## TASK DETAILS
Rewrite the recorded data below, changing every occurrence of "view-button" to "detail-button" and keeping everything else the same. Leave the pictures out of your answer.

[Recorded data]

· · · · · · ·

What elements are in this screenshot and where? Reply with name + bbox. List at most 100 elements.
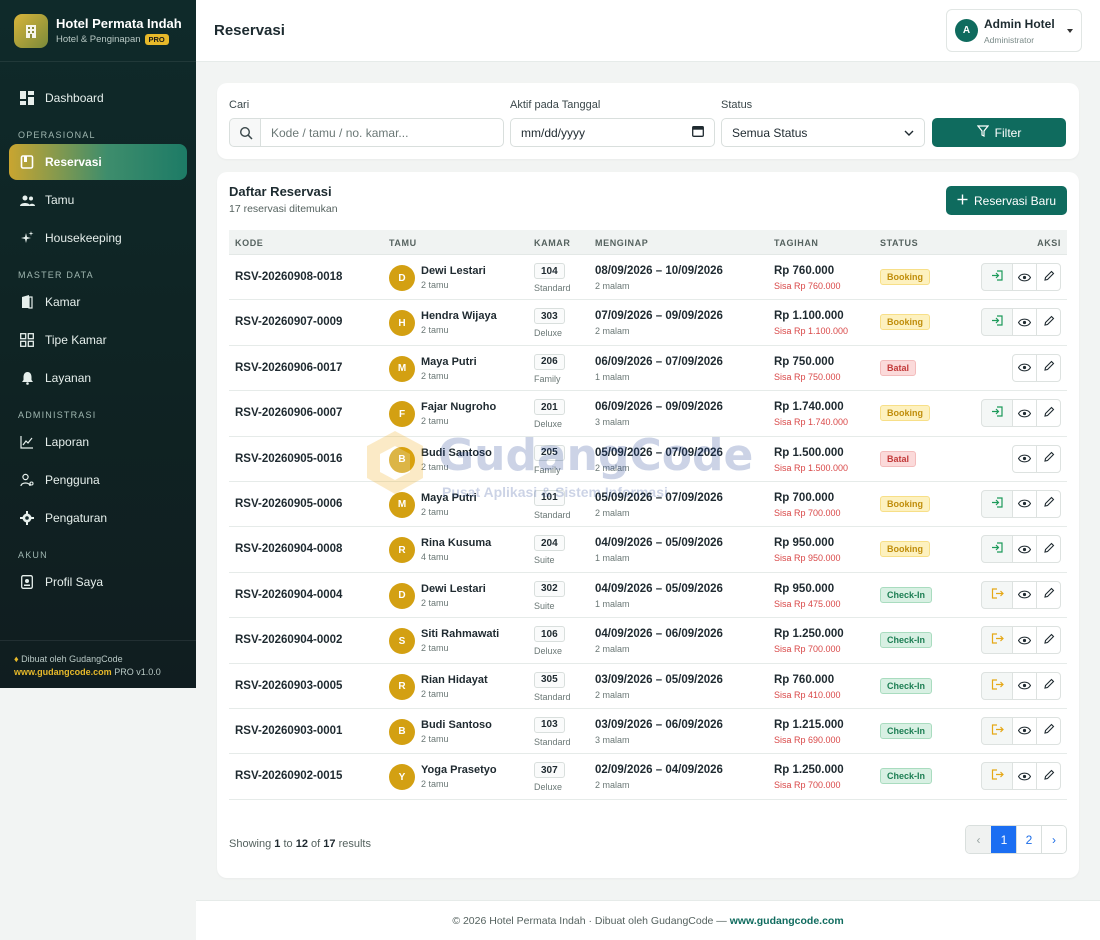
reservation-code[interactable]: RSV-20260902-0015 <box>235 770 342 782</box>
table-row[interactable]: RSV-20260902-0015 Y Yoga Prasetyo 2 tamu 307… <box>229 754 1067 800</box>
view-button[interactable] <box>1012 716 1037 745</box>
reservation-code[interactable]: RSV-20260908-0018 <box>235 271 342 283</box>
view-button[interactable] <box>1012 263 1037 291</box>
guest-avatar: B <box>389 446 415 473</box>
table-row[interactable]: RSV-20260905-0016 B Budi Santoso 2 tamu 205 F… <box>229 437 1067 482</box>
col-menginap[interactable]: MENGINAP <box>595 238 648 248</box>
reservation-code[interactable]: RSV-20260904-0002 <box>235 634 342 646</box>
view-button[interactable] <box>1012 399 1037 428</box>
guest-avatar: D <box>389 582 415 609</box>
reservation-code[interactable]: RSV-20260905-0006 <box>235 498 342 510</box>
chart-line-icon <box>19 434 35 450</box>
edit-button[interactable] <box>1036 399 1061 428</box>
pagination-page-1[interactable]: 1 <box>991 826 1016 853</box>
table-row[interactable]: RSV-20260904-0004 D Dewi Lestari 2 tamu 302 S… <box>229 573 1067 619</box>
search-input[interactable]: Kode / tamu / no. kamar... <box>260 118 504 147</box>
sidebar-item-pengaturan[interactable]: Pengaturan <box>9 500 187 536</box>
edit-button[interactable] <box>1036 353 1061 382</box>
view-button[interactable] <box>1012 580 1037 609</box>
sidebar-item-housekeeping[interactable]: Housekeeping <box>9 220 187 256</box>
col-status[interactable]: STATUS <box>880 238 918 248</box>
view-button[interactable] <box>1012 308 1037 337</box>
pagination-page-2[interactable]: 2 <box>1016 826 1041 853</box>
edit-button[interactable] <box>1036 263 1061 291</box>
view-button[interactable] <box>1012 626 1037 655</box>
checkin-button[interactable] <box>981 263 1013 291</box>
view-button[interactable] <box>1012 444 1037 473</box>
bill-remaining: Sisa Rp 700.000 <box>774 644 841 655</box>
brand[interactable]: Hotel Permata Indah Hotel & Penginapan P… <box>0 0 196 62</box>
sidebar-item-kamar[interactable]: Kamar <box>9 284 187 320</box>
view-button[interactable] <box>1012 535 1037 564</box>
sidebar-item-label: Profil Saya <box>45 575 104 589</box>
stay-nights: 2 malam <box>595 507 630 518</box>
edit-button[interactable] <box>1036 762 1061 791</box>
status-badge: Booking <box>880 314 930 331</box>
sidebar-link[interactable]: www.gudangcode.com <box>14 667 112 677</box>
edit-button[interactable] <box>1036 444 1061 473</box>
checkin-button[interactable] <box>981 308 1013 337</box>
table-row[interactable]: RSV-20260904-0008 R Rina Kusuma 4 tamu 204 Su… <box>229 527 1067 573</box>
view-button[interactable] <box>1012 762 1037 791</box>
sidebar-item-tipe-kamar[interactable]: Tipe Kamar <box>9 322 187 358</box>
view-button[interactable] <box>1012 353 1037 382</box>
view-button[interactable] <box>1012 489 1037 518</box>
edit-button[interactable] <box>1036 535 1061 564</box>
reservation-code[interactable]: RSV-20260903-0001 <box>235 725 342 737</box>
filter-button[interactable]: Filter <box>932 118 1066 147</box>
table-row[interactable]: RSV-20260906-0007 F Fajar Nugroho 2 tamu 201… <box>229 391 1067 437</box>
table-row[interactable]: RSV-20260904-0002 S Siti Rahmawati 2 tamu 10… <box>229 618 1067 664</box>
table-row[interactable]: RSV-20260908-0018 D Dewi Lestari 2 tamu 104 S… <box>229 255 1067 301</box>
sidebar-item-laporan[interactable]: Laporan <box>9 424 187 460</box>
edit-button[interactable] <box>1036 671 1061 700</box>
col-tagihan[interactable]: TAGIHAN <box>774 238 819 248</box>
checkout-button[interactable] <box>981 671 1013 700</box>
edit-button[interactable] <box>1036 716 1061 745</box>
col-kamar[interactable]: KAMAR <box>534 238 571 248</box>
table-row[interactable]: RSV-20260905-0006 M Maya Putri 2 tamu 101 Sta… <box>229 482 1067 528</box>
checkout-button[interactable] <box>981 762 1013 791</box>
date-input[interactable]: mm/dd/yyyy <box>510 118 715 147</box>
table-row[interactable]: RSV-20260907-0009 H Hendra Wijaya 2 tamu 303… <box>229 300 1067 346</box>
sidebar-item-profil[interactable]: Profil Saya <box>9 564 187 600</box>
checkout-button[interactable] <box>981 626 1013 655</box>
sidebar-item-pengguna[interactable]: Pengguna <box>9 462 187 498</box>
edit-button[interactable] <box>1036 626 1061 655</box>
user-menu[interactable]: A Admin Hotel Administrator <box>946 9 1082 52</box>
guest-name: Rian Hidayat <box>421 673 488 686</box>
edit-button[interactable] <box>1036 308 1061 337</box>
footer-link[interactable]: www.gudangcode.com <box>730 915 844 927</box>
table-row[interactable]: RSV-20260903-0001 B Budi Santoso 2 tamu 103 S… <box>229 709 1067 755</box>
edit-button[interactable] <box>1036 489 1061 518</box>
sidebar-item-reservasi[interactable]: Reservasi <box>9 144 187 180</box>
reservation-code[interactable]: RSV-20260905-0016 <box>235 453 342 465</box>
checkin-button[interactable] <box>981 489 1013 518</box>
status-select[interactable]: Semua Status <box>721 118 925 147</box>
pagination-prev[interactable]: ‹ <box>966 826 991 853</box>
reservation-code[interactable]: RSV-20260906-0017 <box>235 362 342 374</box>
table-row[interactable]: RSV-20260903-0005 R Rian Hidayat 2 tamu 305 S… <box>229 664 1067 709</box>
col-kode[interactable]: KODE <box>235 238 263 248</box>
col-tamu[interactable]: TAMU <box>389 238 417 248</box>
pagination-next[interactable]: › <box>1041 826 1066 853</box>
new-reservation-button[interactable]: Reservasi Baru <box>946 186 1067 215</box>
checkin-button[interactable] <box>981 399 1013 428</box>
reservation-code[interactable]: RSV-20260903-0005 <box>235 680 342 692</box>
sidebar-item-layanan[interactable]: Layanan <box>9 360 187 396</box>
table-row[interactable]: RSV-20260906-0017 M Maya Putri 2 tamu 206 Fam… <box>229 346 1067 392</box>
sidebar-item-dashboard[interactable]: Dashboard <box>9 80 187 116</box>
checkout-button[interactable] <box>981 716 1013 745</box>
reservation-code[interactable]: RSV-20260907-0009 <box>235 316 342 328</box>
status-badge: Batal <box>880 359 917 376</box>
edit-button[interactable] <box>1036 580 1061 609</box>
reservation-code[interactable]: RSV-20260904-0008 <box>235 543 342 555</box>
reservation-code[interactable]: RSV-20260904-0004 <box>235 589 342 601</box>
view-button[interactable] <box>1012 671 1037 700</box>
checkout-button[interactable] <box>981 580 1013 609</box>
reservation-code[interactable]: RSV-20260906-0007 <box>235 407 342 419</box>
checkin-button[interactable] <box>981 535 1013 564</box>
calendar-icon[interactable] <box>692 125 704 140</box>
sidebar-item-tamu[interactable]: Tamu <box>9 182 187 218</box>
page-footer: © 2026 Hotel Permata Indah · Dibuat oleh… <box>196 900 1100 940</box>
sidebar-footer: ♦ Dibuat oleh GudangCode www.gudangcode.… <box>0 640 196 688</box>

· · · · · · ·

## ANSWER TO THE EXERCISE
What elements are in this screenshot and where? Reply with name + bbox. List at most 100 elements.
reservation-code[interactable]: RSV-20260902-0015 <box>235 770 342 782</box>
table-row[interactable]: RSV-20260902-0015 Y Yoga Prasetyo 2 tamu 307… <box>229 754 1067 800</box>
detail-button[interactable] <box>1012 716 1037 745</box>
reservation-code[interactable]: RSV-20260908-0018 <box>235 271 342 283</box>
detail-button[interactable] <box>1012 263 1037 291</box>
guest-avatar: B <box>389 446 415 473</box>
table-row[interactable]: RSV-20260905-0016 B Budi Santoso 2 tamu 205 F… <box>229 437 1067 482</box>
col-menginap[interactable]: MENGINAP <box>595 238 648 248</box>
reservation-code[interactable]: RSV-20260904-0002 <box>235 634 342 646</box>
detail-button[interactable] <box>1012 399 1037 428</box>
guest-avatar: D <box>389 582 415 609</box>
reservation-code[interactable]: RSV-20260905-0006 <box>235 498 342 510</box>
chart-line-icon <box>19 434 35 450</box>
edit-button[interactable] <box>1036 399 1061 428</box>
pagination-page-1[interactable]: 1 <box>991 826 1016 853</box>
table-row[interactable]: RSV-20260904-0004 D Dewi Lestari 2 tamu 302 S… <box>229 573 1067 619</box>
search-input[interactable]: Kode / tamu / no. kamar... <box>260 118 504 147</box>
sidebar-item-pengaturan[interactable]: Pengaturan <box>9 500 187 536</box>
edit-button[interactable] <box>1036 353 1061 382</box>
detail-button[interactable] <box>1012 580 1037 609</box>
sidebar-item-housekeeping[interactable]: Housekeeping <box>9 220 187 256</box>
col-status[interactable]: STATUS <box>880 238 918 248</box>
detail-button[interactable] <box>1012 308 1037 337</box>
pagination-page-2[interactable]: 2 <box>1016 826 1041 853</box>
edit-button[interactable] <box>1036 263 1061 291</box>
detail-button[interactable] <box>1012 626 1037 655</box>
checkin-button[interactable] <box>981 263 1013 291</box>
detail-button[interactable] <box>1012 444 1037 473</box>
bill-remaining: Sisa Rp 700.000 <box>774 644 841 655</box>
brand[interactable]: Hotel Permata Indah Hotel & Penginapan P… <box>0 0 196 62</box>
sidebar-item-kamar[interactable]: Kamar <box>9 284 187 320</box>
detail-button[interactable] <box>1012 535 1037 564</box>
sidebar-item-label: Profil Saya <box>45 575 104 589</box>
stay-nights: 2 malam <box>595 507 630 518</box>
edit-button[interactable] <box>1036 762 1061 791</box>
status-badge: Booking <box>880 314 930 331</box>
sidebar-link[interactable]: www.gudangcode.com <box>14 667 112 677</box>
edit-button[interactable] <box>1036 444 1061 473</box>
checkin-button[interactable] <box>981 308 1013 337</box>
table-row[interactable]: RSV-20260904-0008 R Rina Kusuma 4 tamu 204 Su… <box>229 527 1067 573</box>
detail-button[interactable] <box>1012 762 1037 791</box>
sidebar-item-tipe-kamar[interactable]: Tipe Kamar <box>9 322 187 358</box>
detail-button[interactable] <box>1012 353 1037 382</box>
detail-button[interactable] <box>1012 489 1037 518</box>
edit-button[interactable] <box>1036 535 1061 564</box>
reservation-code[interactable]: RSV-20260903-0001 <box>235 725 342 737</box>
filter-button[interactable]: Filter <box>932 118 1066 147</box>
table-row[interactable]: RSV-20260906-0007 F Fajar Nugroho 2 tamu 201… <box>229 391 1067 437</box>
table-row[interactable]: RSV-20260904-0002 S Siti Rahmawati 2 tamu 10… <box>229 618 1067 664</box>
table-row[interactable]: RSV-20260908-0018 D Dewi Lestari 2 tamu 104 S… <box>229 255 1067 301</box>
sidebar-item-laporan[interactable]: Laporan <box>9 424 187 460</box>
edit-button[interactable] <box>1036 671 1061 700</box>
col-tagihan[interactable]: TAGIHAN <box>774 238 819 248</box>
checkout-button[interactable] <box>981 671 1013 700</box>
edit-button[interactable] <box>1036 716 1061 745</box>
col-kamar[interactable]: KAMAR <box>534 238 571 248</box>
table-row[interactable]: RSV-20260905-0006 M Maya Putri 2 tamu 101 Sta… <box>229 482 1067 528</box>
checkout-button[interactable] <box>981 762 1013 791</box>
date-input[interactable]: mm/dd/yyyy <box>510 118 715 147</box>
table-row[interactable]: RSV-20260907-0009 H Hendra Wijaya 2 tamu 303… <box>229 300 1067 346</box>
sidebar-item-profil[interactable]: Profil Saya <box>9 564 187 600</box>
checkout-button[interactable] <box>981 626 1013 655</box>
sidebar-item-pengguna[interactable]: Pengguna <box>9 462 187 498</box>
edit-button[interactable] <box>1036 626 1061 655</box>
user-menu[interactable]: A Admin Hotel Administrator <box>946 9 1082 52</box>
guest-name: Rian Hidayat <box>421 673 488 686</box>
edit-button[interactable] <box>1036 308 1061 337</box>
footer-link[interactable]: www.gudangcode.com <box>730 915 844 927</box>
table-row[interactable]: RSV-20260903-0001 B Budi Santoso 2 tamu 103 S… <box>229 709 1067 755</box>
edit-button[interactable] <box>1036 489 1061 518</box>
sidebar-item-reservasi[interactable]: Reservasi <box>9 144 187 180</box>
reservation-code[interactable]: RSV-20260905-0016 <box>235 453 342 465</box>
checkin-button[interactable] <box>981 489 1013 518</box>
status-select[interactable]: Semua Status <box>721 118 925 147</box>
pagination-prev[interactable]: ‹ <box>966 826 991 853</box>
reservation-code[interactable]: RSV-20260906-0017 <box>235 362 342 374</box>
table-row[interactable]: RSV-20260903-0005 R Rian Hidayat 2 tamu 305 S… <box>229 664 1067 709</box>
col-kode[interactable]: KODE <box>235 238 263 248</box>
col-tamu[interactable]: TAMU <box>389 238 417 248</box>
pagination-next[interactable]: › <box>1041 826 1066 853</box>
new-reservation-button[interactable]: Reservasi Baru <box>946 186 1067 215</box>
checkin-button[interactable] <box>981 399 1013 428</box>
reservation-code[interactable]: RSV-20260903-0005 <box>235 680 342 692</box>
sidebar-item-layanan[interactable]: Layanan <box>9 360 187 396</box>
table-row[interactable]: RSV-20260906-0017 M Maya Putri 2 tamu 206 Fam… <box>229 346 1067 392</box>
sidebar-item-dashboard[interactable]: Dashboard <box>9 80 187 116</box>
checkout-button[interactable] <box>981 716 1013 745</box>
reservation-code[interactable]: RSV-20260907-0009 <box>235 316 342 328</box>
status-badge: Batal <box>880 359 917 376</box>
edit-button[interactable] <box>1036 580 1061 609</box>
reservation-code[interactable]: RSV-20260904-0008 <box>235 543 342 555</box>
reservation-code[interactable]: RSV-20260904-0004 <box>235 589 342 601</box>
detail-button[interactable] <box>1012 671 1037 700</box>
checkout-button[interactable] <box>981 580 1013 609</box>
reservation-code[interactable]: RSV-20260906-0007 <box>235 407 342 419</box>
checkin-button[interactable] <box>981 535 1013 564</box>
calendar-icon[interactable] <box>692 125 704 140</box>
sidebar-item-tamu[interactable]: Tamu <box>9 182 187 218</box>
page-footer: © 2026 Hotel Permata Indah · Dibuat oleh… <box>196 900 1100 940</box>
sidebar-footer: ♦ Dibuat oleh GudangCode www.gudangcode.… <box>0 640 196 688</box>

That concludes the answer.